With the pictures left out, copy the listing below exactly.

## MATERIAL SHOWN
○ ○ ○

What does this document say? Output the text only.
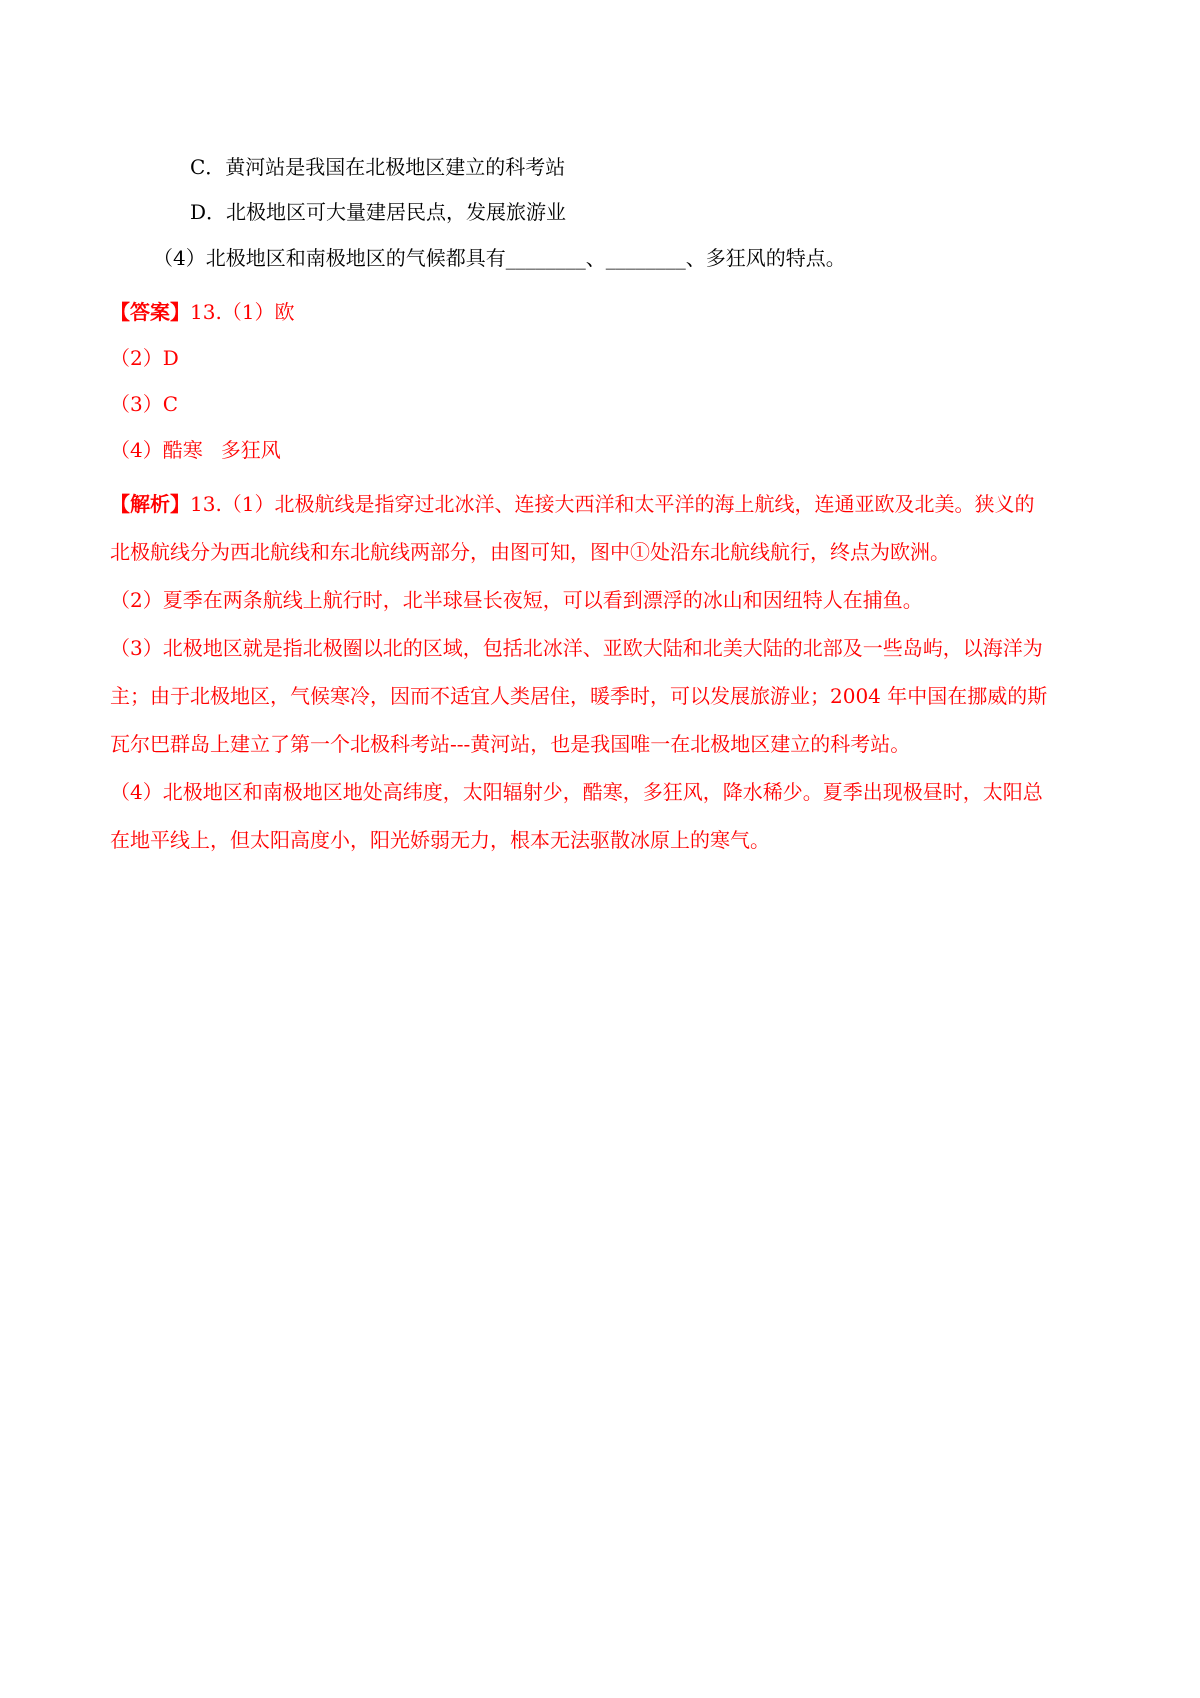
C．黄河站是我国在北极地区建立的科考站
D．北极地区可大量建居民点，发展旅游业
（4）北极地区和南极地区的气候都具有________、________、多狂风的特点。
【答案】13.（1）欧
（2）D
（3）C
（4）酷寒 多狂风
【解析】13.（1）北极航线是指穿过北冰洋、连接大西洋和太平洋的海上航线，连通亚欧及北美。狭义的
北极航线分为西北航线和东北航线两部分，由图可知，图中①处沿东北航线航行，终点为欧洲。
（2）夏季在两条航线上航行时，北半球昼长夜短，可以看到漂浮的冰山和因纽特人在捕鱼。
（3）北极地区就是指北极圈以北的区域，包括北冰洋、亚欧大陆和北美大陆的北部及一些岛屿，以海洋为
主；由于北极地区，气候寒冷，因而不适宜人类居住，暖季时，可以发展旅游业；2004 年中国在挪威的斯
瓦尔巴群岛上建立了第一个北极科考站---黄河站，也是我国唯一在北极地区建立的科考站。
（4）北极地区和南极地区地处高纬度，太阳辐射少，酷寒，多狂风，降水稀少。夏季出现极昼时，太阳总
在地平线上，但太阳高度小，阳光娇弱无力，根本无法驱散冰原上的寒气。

○ ○ ○

## REPLY TO THE EXERCISE
What does this document say? Output the text only.
C．黄河站是我国在北极地区建立的科考站
D．北极地区可大量建居民点，发展旅游业
（4）北极地区和南极地区的气候都具有________、________、多狂风的特点。
【答案】13.（1）欧
（2）D
（3）C
（4）酷寒 多狂风
【解析】13.（1）北极航线是指穿过北冰洋、连接大西洋和太平洋的海上航线，连通亚欧及北美。狭义的
北极航线分为西北航线和东北航线两部分，由图可知，图中①处沿东北航线航行，终点为欧洲。
（2）夏季在两条航线上航行时，北半球昼长夜短，可以看到漂浮的冰山和因纽特人在捕鱼。
（3）北极地区就是指北极圈以北的区域，包括北冰洋、亚欧大陆和北美大陆的北部及一些岛屿，以海洋为
主；由于北极地区，气候寒冷，因而不适宜人类居住，暖季时，可以发展旅游业；2004 年中国在挪威的斯
瓦尔巴群岛上建立了第一个北极科考站---黄河站，也是我国唯一在北极地区建立的科考站。
（4）北极地区和南极地区地处高纬度，太阳辐射少，酷寒，多狂风，降水稀少。夏季出现极昼时，太阳总
在地平线上，但太阳高度小，阳光娇弱无力，根本无法驱散冰原上的寒气。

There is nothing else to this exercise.